*WHAT TO PRODUCE*. Without further comment, state how many lines in the listing below contain the word "χειρισμοί".

START INFORMATION SUPPLIED

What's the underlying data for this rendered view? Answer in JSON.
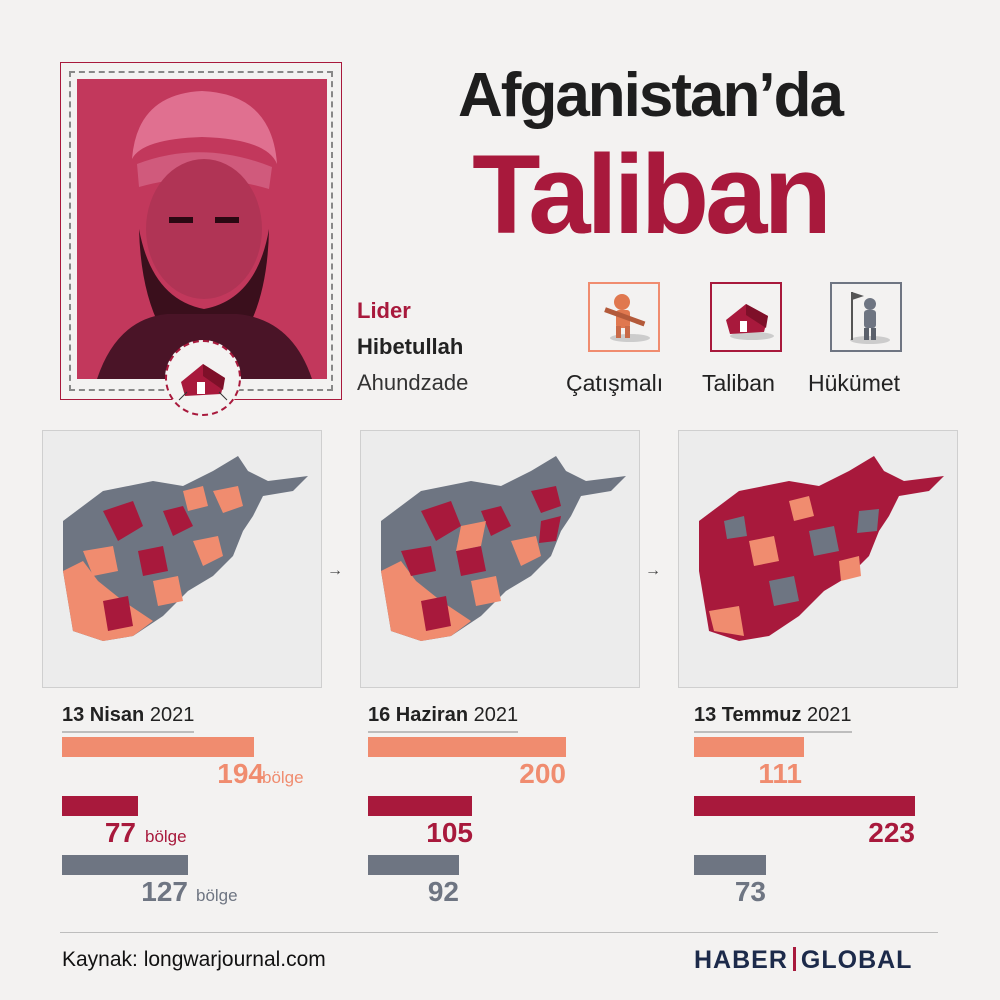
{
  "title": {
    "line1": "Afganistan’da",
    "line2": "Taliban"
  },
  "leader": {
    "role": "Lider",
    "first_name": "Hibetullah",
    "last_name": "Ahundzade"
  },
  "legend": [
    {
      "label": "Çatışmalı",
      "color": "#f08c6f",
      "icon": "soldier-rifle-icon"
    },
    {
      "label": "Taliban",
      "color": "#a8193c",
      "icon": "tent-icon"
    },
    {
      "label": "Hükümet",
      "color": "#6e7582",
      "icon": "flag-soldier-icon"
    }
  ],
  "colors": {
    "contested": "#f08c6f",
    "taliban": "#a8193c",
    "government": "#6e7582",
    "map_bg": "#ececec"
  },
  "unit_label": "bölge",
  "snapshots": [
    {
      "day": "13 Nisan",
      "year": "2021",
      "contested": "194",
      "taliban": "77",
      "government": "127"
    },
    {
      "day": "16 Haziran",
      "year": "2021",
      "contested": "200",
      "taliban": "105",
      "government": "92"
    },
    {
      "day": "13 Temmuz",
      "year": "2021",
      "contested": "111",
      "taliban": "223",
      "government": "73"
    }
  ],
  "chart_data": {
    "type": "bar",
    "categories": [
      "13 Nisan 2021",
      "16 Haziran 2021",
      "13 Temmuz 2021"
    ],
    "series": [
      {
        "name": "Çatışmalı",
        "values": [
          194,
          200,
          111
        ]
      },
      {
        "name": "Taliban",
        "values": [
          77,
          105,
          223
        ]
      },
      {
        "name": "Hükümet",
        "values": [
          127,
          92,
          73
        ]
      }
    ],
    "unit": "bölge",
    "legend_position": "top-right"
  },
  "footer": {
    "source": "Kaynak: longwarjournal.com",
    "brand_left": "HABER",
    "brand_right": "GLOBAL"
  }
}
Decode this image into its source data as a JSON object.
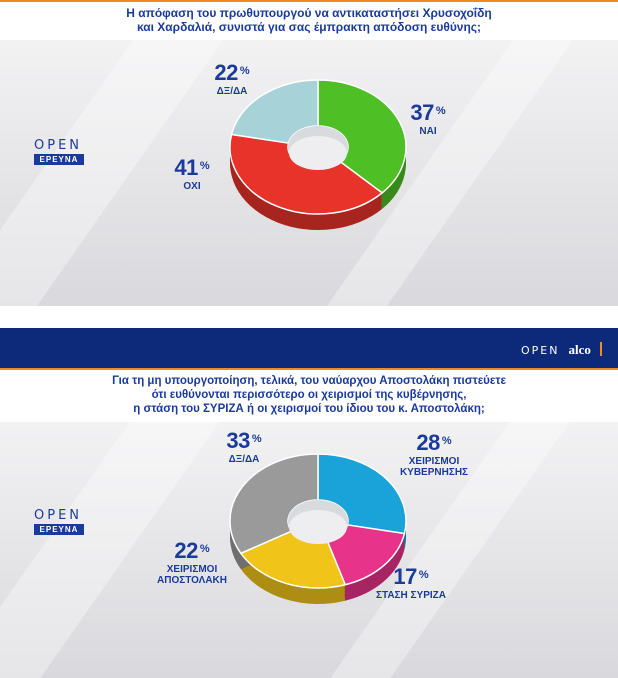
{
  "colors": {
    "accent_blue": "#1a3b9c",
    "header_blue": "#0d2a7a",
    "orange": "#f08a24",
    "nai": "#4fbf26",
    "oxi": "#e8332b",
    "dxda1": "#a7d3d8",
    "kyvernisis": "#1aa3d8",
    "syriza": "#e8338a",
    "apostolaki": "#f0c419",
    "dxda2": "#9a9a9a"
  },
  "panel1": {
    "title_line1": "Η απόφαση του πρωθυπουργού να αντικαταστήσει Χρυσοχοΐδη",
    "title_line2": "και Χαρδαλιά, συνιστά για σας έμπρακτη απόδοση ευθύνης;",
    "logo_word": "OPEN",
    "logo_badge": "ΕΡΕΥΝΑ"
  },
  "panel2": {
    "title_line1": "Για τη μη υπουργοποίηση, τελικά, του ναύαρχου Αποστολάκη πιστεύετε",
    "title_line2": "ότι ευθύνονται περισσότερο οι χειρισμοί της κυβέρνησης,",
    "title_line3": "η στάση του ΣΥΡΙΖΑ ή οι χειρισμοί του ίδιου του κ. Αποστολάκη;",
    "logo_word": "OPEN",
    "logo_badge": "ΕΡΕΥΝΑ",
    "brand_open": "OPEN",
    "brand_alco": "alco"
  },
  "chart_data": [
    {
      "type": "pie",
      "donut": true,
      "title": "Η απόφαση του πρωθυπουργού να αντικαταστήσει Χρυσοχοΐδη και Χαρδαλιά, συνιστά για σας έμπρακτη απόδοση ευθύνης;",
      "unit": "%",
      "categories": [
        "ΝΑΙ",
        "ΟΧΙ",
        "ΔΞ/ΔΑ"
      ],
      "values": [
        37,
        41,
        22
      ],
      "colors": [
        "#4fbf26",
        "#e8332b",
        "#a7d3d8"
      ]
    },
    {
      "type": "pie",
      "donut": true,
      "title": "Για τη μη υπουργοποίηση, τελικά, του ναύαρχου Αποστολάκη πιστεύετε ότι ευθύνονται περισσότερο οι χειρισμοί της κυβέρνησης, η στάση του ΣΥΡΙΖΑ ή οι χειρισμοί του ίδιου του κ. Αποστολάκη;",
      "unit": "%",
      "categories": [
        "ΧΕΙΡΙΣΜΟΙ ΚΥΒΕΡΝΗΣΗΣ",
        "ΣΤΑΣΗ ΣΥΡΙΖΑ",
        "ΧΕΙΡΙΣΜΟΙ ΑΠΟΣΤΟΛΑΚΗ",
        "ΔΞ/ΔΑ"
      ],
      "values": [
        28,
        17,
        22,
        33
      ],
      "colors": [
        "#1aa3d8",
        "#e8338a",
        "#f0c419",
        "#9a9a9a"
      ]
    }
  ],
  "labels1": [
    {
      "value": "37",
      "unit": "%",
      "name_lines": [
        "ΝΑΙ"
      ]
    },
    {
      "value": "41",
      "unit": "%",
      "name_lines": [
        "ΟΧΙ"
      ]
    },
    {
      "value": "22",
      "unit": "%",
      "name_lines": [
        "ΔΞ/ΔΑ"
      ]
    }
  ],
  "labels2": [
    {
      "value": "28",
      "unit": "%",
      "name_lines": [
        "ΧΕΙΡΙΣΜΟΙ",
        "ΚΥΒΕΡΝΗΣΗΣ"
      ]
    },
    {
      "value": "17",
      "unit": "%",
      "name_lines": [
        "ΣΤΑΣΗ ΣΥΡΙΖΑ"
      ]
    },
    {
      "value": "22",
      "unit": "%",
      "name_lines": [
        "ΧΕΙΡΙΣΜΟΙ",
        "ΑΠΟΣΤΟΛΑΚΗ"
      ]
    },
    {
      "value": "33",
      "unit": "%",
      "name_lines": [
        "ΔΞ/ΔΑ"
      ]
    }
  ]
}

END INFORMATION SUPPLIED

*WRITTEN SOLUTION*. 3